* AIM *
Copy out, word for word, the stretch of entries from the beginning through the line containing "117, 600, 141]".

* SOURCE RECORDS *
◆ ◆ ◆ ◆ ◆
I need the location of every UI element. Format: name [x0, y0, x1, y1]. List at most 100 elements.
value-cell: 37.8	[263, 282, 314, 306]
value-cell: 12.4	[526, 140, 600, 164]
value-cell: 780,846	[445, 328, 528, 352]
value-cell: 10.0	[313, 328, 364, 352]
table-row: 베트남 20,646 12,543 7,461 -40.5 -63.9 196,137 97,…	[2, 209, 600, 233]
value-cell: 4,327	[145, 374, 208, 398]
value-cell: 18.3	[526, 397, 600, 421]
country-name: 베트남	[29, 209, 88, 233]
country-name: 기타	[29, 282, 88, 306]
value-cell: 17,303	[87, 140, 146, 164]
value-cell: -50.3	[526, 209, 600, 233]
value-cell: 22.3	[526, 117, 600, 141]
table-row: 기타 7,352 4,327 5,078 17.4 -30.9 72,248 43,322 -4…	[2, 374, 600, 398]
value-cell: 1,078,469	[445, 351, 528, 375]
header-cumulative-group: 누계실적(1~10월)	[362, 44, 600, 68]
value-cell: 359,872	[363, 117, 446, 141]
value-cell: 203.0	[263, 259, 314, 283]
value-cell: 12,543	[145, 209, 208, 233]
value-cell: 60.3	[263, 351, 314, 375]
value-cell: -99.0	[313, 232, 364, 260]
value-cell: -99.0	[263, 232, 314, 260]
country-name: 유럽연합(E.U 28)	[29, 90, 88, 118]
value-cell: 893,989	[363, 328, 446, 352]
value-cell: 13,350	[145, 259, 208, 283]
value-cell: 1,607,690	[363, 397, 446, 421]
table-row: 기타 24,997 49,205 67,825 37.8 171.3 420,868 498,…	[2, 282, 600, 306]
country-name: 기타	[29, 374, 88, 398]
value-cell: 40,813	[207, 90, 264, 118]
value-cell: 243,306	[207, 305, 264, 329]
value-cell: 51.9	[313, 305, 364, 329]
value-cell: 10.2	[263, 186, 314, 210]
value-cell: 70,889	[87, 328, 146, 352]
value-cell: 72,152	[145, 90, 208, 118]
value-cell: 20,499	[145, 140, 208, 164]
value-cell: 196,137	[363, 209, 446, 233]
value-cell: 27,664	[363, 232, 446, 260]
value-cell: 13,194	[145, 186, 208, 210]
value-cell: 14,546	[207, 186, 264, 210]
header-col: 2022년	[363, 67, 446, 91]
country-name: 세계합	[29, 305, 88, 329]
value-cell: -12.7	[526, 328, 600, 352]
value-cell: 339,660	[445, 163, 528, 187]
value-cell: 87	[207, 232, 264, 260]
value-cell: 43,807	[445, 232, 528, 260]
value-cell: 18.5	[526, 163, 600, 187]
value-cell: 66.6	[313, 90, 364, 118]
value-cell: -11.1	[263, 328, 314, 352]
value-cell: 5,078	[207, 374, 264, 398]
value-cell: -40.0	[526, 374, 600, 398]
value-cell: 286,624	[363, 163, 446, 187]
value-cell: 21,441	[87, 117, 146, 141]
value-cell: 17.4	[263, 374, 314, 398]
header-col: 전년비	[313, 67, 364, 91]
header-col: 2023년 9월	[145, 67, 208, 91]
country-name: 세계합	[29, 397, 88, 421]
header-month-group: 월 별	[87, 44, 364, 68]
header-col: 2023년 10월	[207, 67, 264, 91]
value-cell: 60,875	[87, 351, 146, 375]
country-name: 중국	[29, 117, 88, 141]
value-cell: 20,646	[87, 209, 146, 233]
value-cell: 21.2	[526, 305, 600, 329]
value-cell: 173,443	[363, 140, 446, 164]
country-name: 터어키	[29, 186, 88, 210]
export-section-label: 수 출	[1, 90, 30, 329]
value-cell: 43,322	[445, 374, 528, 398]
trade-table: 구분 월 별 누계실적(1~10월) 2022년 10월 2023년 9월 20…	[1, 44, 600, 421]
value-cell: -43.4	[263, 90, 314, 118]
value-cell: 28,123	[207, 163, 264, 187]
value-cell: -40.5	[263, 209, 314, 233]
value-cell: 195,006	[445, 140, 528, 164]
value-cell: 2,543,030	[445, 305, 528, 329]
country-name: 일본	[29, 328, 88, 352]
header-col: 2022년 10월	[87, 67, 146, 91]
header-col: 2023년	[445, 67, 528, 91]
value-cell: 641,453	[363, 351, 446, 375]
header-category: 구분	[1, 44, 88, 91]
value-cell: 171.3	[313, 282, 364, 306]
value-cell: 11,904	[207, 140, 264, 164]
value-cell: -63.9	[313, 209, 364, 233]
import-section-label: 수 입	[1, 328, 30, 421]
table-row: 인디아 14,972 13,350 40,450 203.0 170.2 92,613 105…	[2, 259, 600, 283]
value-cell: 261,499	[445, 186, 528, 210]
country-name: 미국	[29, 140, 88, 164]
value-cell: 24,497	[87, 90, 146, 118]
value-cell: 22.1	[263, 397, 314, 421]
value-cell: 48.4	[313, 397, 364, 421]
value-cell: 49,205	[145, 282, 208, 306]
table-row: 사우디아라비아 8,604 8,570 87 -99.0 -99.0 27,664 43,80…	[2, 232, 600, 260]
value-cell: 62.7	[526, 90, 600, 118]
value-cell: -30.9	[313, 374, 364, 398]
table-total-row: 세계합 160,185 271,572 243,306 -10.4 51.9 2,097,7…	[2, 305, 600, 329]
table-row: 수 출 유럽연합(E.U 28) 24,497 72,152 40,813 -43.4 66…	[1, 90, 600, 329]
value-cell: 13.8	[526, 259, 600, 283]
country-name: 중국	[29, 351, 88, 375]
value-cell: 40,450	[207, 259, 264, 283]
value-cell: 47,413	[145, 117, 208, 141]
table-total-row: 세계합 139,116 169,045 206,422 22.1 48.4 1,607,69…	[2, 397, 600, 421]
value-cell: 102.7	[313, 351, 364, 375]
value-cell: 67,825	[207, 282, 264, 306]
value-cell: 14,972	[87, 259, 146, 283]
◆ ◆ ◆ ◆ ◆
* WORKED ANSWER *
I need the location of every UI element. Format: name [x0, y0, x1, y1]. List at most 100 elements.
value-cell: 37.8	[263, 282, 314, 306]
value-cell: 12.4	[526, 140, 600, 164]
value-cell: 780,846	[445, 328, 528, 352]
value-cell: 10.0	[313, 328, 364, 352]
table-row: 베트남 20,646 12,543 7,461 -40.5 -63.9 196,137 97,…	[2, 209, 600, 233]
value-cell: 4,327	[145, 374, 208, 398]
value-cell: 18.3	[526, 397, 600, 421]
country-name: 베트남	[29, 209, 88, 233]
country-name: 기타	[29, 282, 88, 306]
value-cell: 17,303	[87, 140, 146, 164]
value-cell: -50.3	[526, 209, 600, 233]
value-cell: 22.3	[526, 117, 600, 141]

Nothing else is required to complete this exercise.